'''

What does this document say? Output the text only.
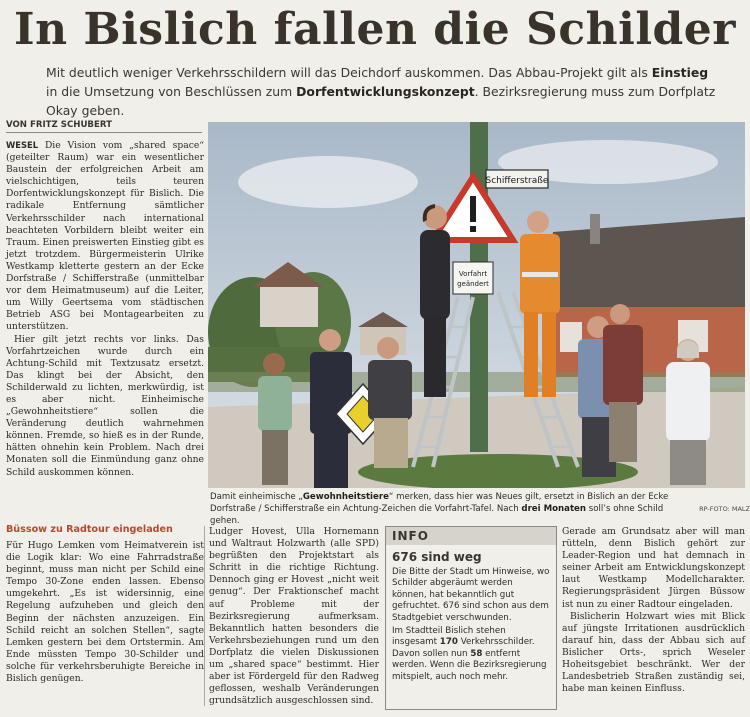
In Bislich fallen die Schilder
Mit deutlich weniger Verkehrsschildern will das Deichdorf auskommen. Das Abbau-Projekt gilt als Einstieg in die Umsetzung von Beschlüssen zum Dorfentwicklungskonzept. Bezirksregierung muss zum Dorfplatz Okay geben.
VON FRITZ SCHUBERT

WESEL Die Vision vom „shared space“ (geteilter Raum) war ein wesentlicher Baustein der erfolgreichen Arbeit am vielschichtigen, teils teuren Dorfentwicklungskonzept für Bislich. Die radikale Entfernung sämtlicher Verkehrsschilder nach international beachteten Vorbildern bleibt weiter ein Traum. Einen preiswerten Einstieg gibt es jetzt trotzdem. Bürgermeisterin Ulrike Westkamp kletterte gestern an der Ecke Dorfstraße / Schifferstraße (unmittelbar vor dem Heimatmuseum) auf die Leiter, um Willy Geertsema vom städtischen Betrieb ASG bei Montagearbeiten zu unterstützen.

Hier gilt jetzt rechts vor links. Das Vorfahrtzeichen wurde durch ein Achtung-Schild mit Textzusatz ersetzt. Das klingt bei der Absicht, den Schilderwald zu lichten, merkwürdig, ist es aber nicht. Einheimische „Gewohnheitstiere“ sollen die Veränderung deutlich wahrnehmen können. Fremde, so hieß es in der Runde, hätten ohnehin kein Problem. Nach drei Monaten soll die Einmündung ganz ohne Schild auskommen können.

Schifferstraße
Vorfahrt
geändert
RP-FOTO: MALZ
Damit einheimische „Gewohnheitstiere“ merken, dass hier was Neues gilt, ersetzt in Bislich an der Ecke Dorfstraße / Schifferstraße ein Achtung-Zeichen die Vorfahrt-Tafel. Nach drei Monaten soll’s ohne Schild gehen.
Büssow zu Radtour eingeladen

Für Hugo Lemken vom Heimatverein ist die Logik klar: Wo eine Fahrradstraße beginnt, muss man nicht per Schild eine Tempo 30-Zone enden lassen. Ebenso umgekehrt. „Es ist widersinnig, eine Regelung aufzuheben und gleich den Beginn der nächsten anzuzeigen. Ein Schild reicht an solchen Stellen“, sagte Lemken gestern bei dem Ortstermin. Am Ende müssten Tempo 30-Schilder und solche für verkehrsberuhigte Bereiche in Bislich genügen.

Ludger Hovest, Ulla Hornemann und Waltraut Holzwarth (alle SPD) begrüßten den Projektstart als Schritt in die richtige Richtung. Dennoch ging er Hovest „nicht weit genug“. Der Fraktionschef macht auf Probleme mit der Bezirksregierung aufmerksam. Bekanntlich hatten besonders die Verkehrsbeziehungen rund um den Dorfplatz die vielen Diskussionen um „shared space“ bestimmt. Hier aber ist Fördergeld für den Radweg geflossen, weshalb Veränderungen grundsätzlich ausgeschlossen sind.

INFO
676 sind weg

Die Bitte der Stadt um Hinweise, wo Schilder abgeräumt werden können, hat bekanntlich gut gefruchtet. 676 sind schon aus dem Stadtgebiet verschwunden.

Im Stadtteil Bislich stehen insgesamt 170 Verkehrsschilder. Davon sollen nun 58 entfernt werden. Wenn die Bezirksregierung mitspielt, auch noch mehr.

Gerade am Grundsatz aber will man rütteln, denn Bislich gehört zur Leader-Region und hat demnach in seiner Arbeit am Entwicklungskonzept laut Westkamp Modellcharakter. Regierungspräsident Jürgen Büssow ist nun zu einer Radtour eingeladen.

Bislicherin Holzwart wies mit Blick auf jüngste Irritationen ausdrücklich darauf hin, dass der Abbau sich auf Bislicher Orts-, sprich Weseler Hoheitsgebiet beschränkt. Wer der Landesbetrieb Straßen zuständig sei, habe man keinen Einfluss.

'''

What is needed >> In the data above, count the lines where the word "gilt" appears; reply with the number only.

Correct answer >> 3